##### Raw data

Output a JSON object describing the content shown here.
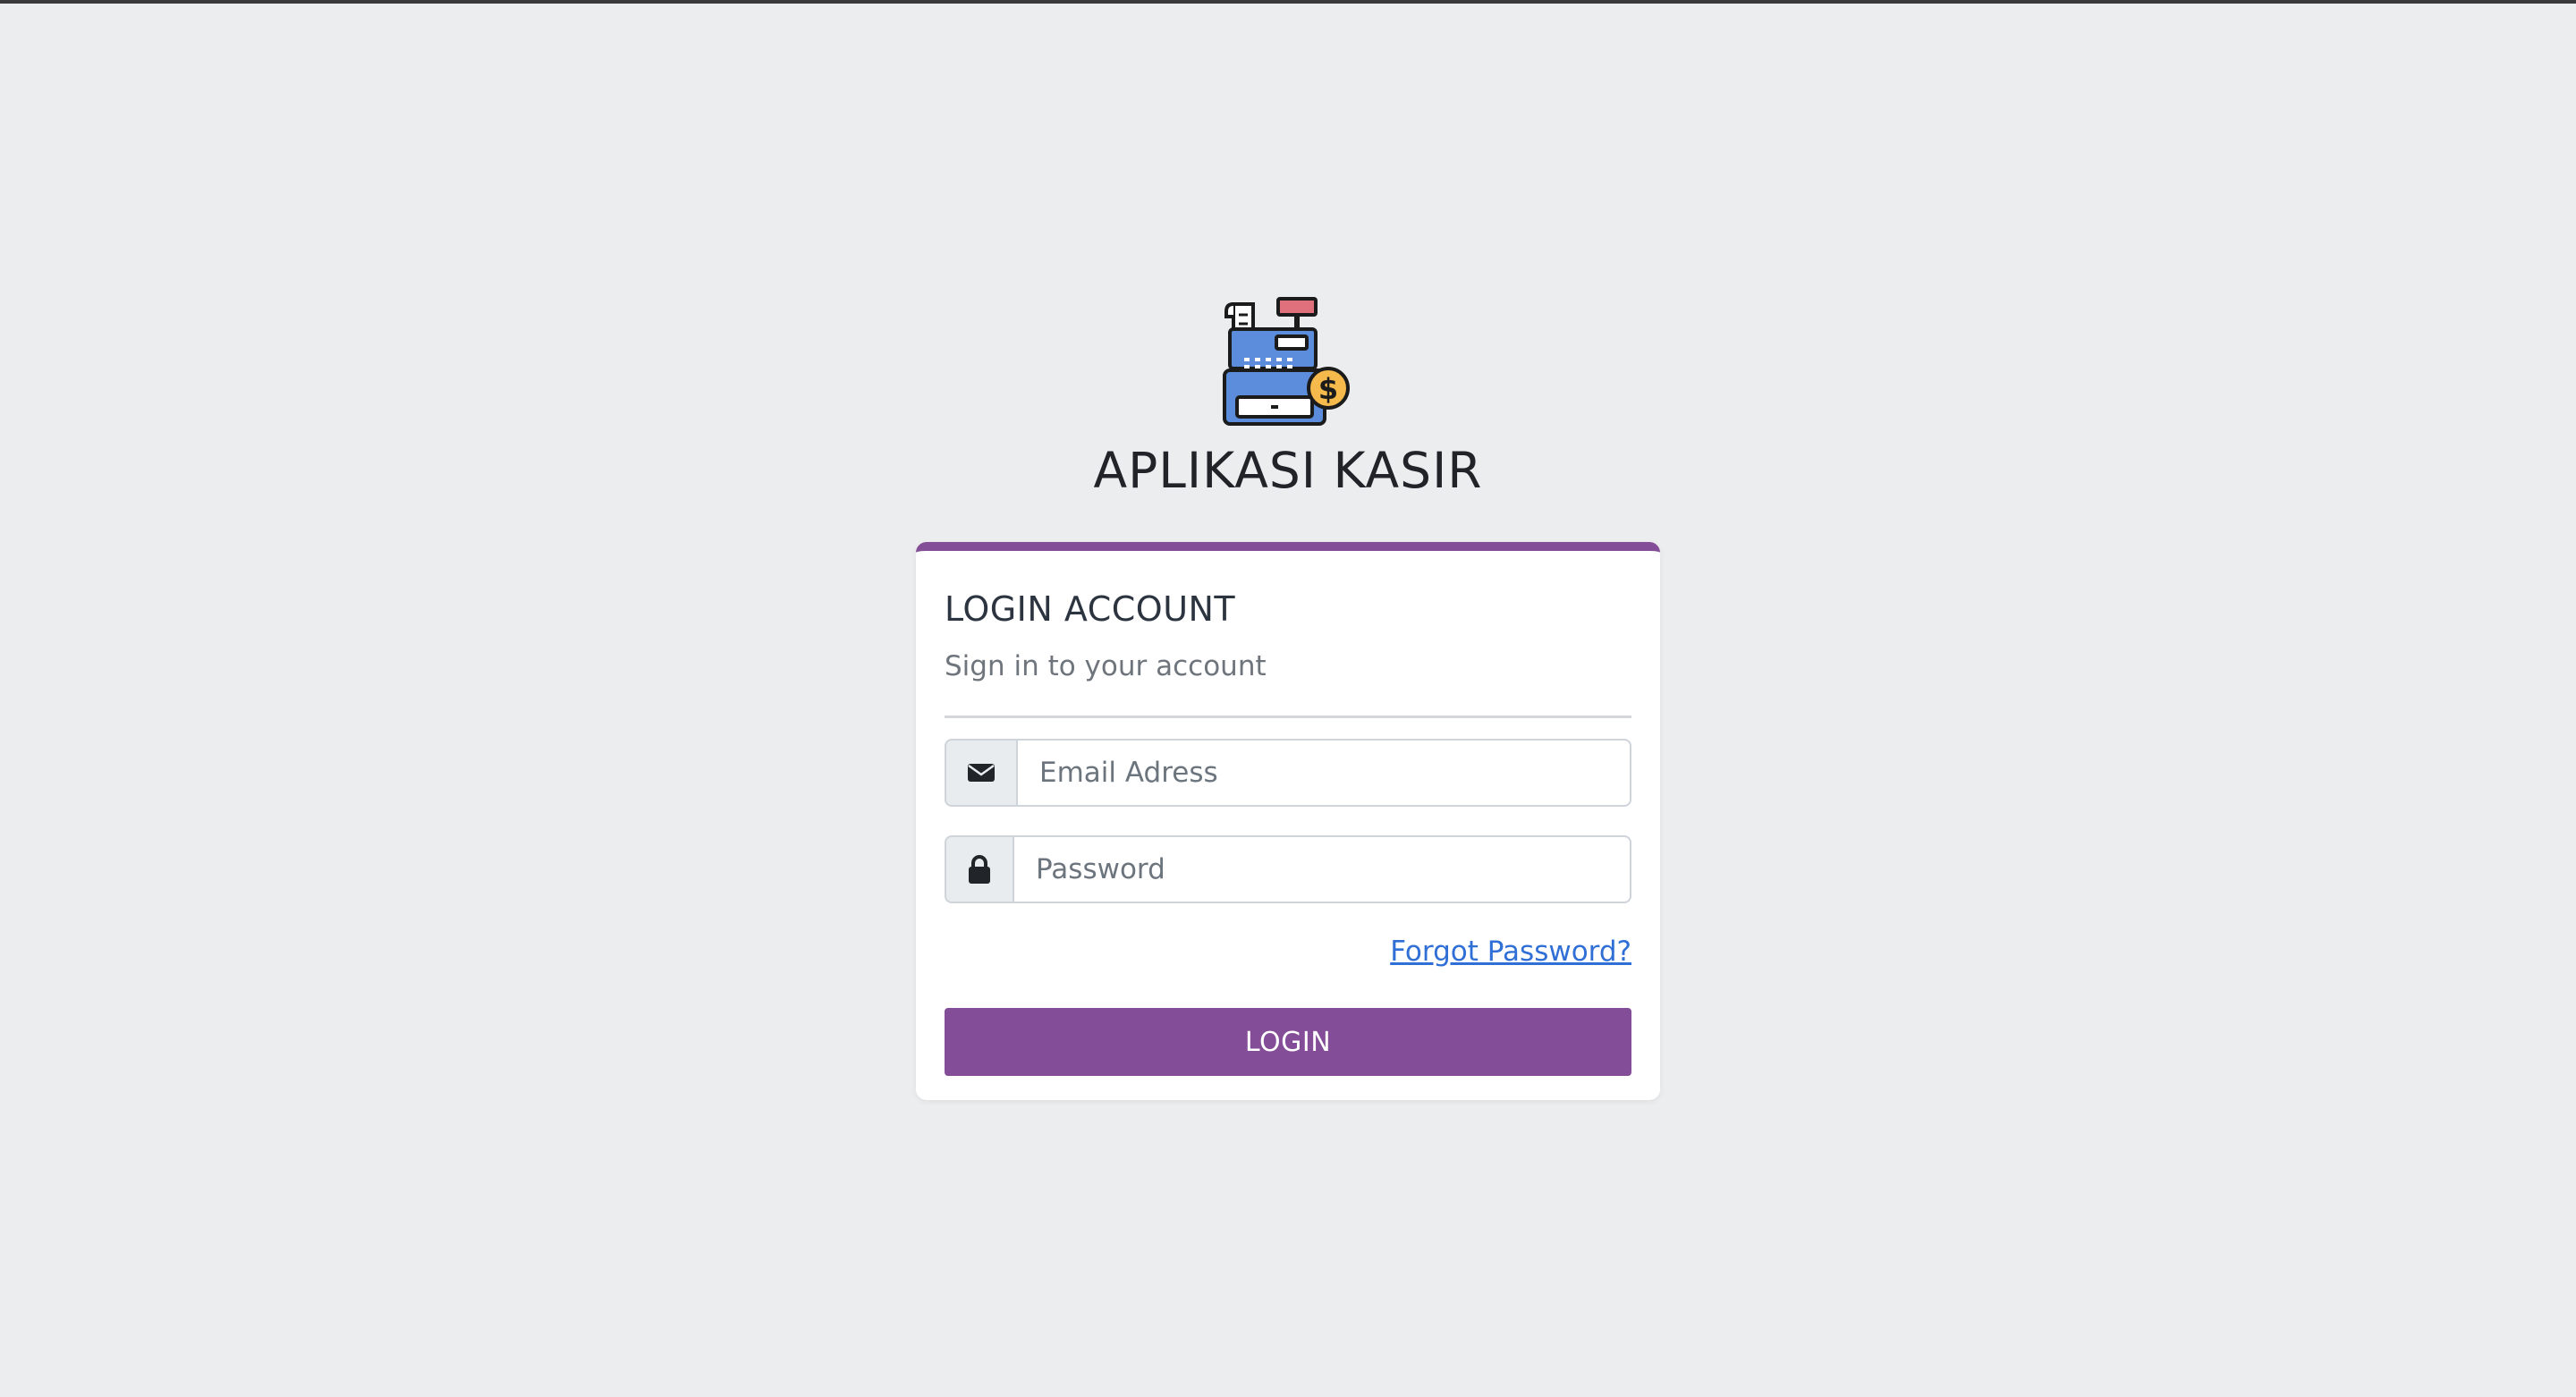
{
  "app": {
    "title": "APLIKASI KASIR",
    "logo": "cash-register-icon"
  },
  "login_card": {
    "title": "LOGIN ACCOUNT",
    "subtitle": "Sign in to your account",
    "email": {
      "icon": "envelope-icon",
      "placeholder": "Email Adress",
      "value": ""
    },
    "password": {
      "icon": "lock-icon",
      "placeholder": "Password",
      "value": ""
    },
    "forgot_label": "Forgot Password?",
    "login_label": "LOGIN"
  },
  "colors": {
    "accent": "#844d97",
    "link": "#2f6fd6",
    "background": "#ecedef"
  }
}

##########

| Stated goal |
Each entry above should be reproduced exactly, with the pictures removed.

| Result |
Output a JSON object describing the content shown here.
{
  "app": {
    "title": "APLIKASI KASIR",
    "logo": "cash-register-icon"
  },
  "login_card": {
    "title": "LOGIN ACCOUNT",
    "subtitle": "Sign in to your account",
    "email": {
      "icon": "envelope-icon",
      "placeholder": "Email Adress",
      "value": ""
    },
    "password": {
      "icon": "lock-icon",
      "placeholder": "Password",
      "value": ""
    },
    "forgot_label": "Forgot Password?",
    "login_label": "LOGIN"
  },
  "colors": {
    "accent": "#844d97",
    "link": "#2f6fd6",
    "background": "#ecedef"
  }
}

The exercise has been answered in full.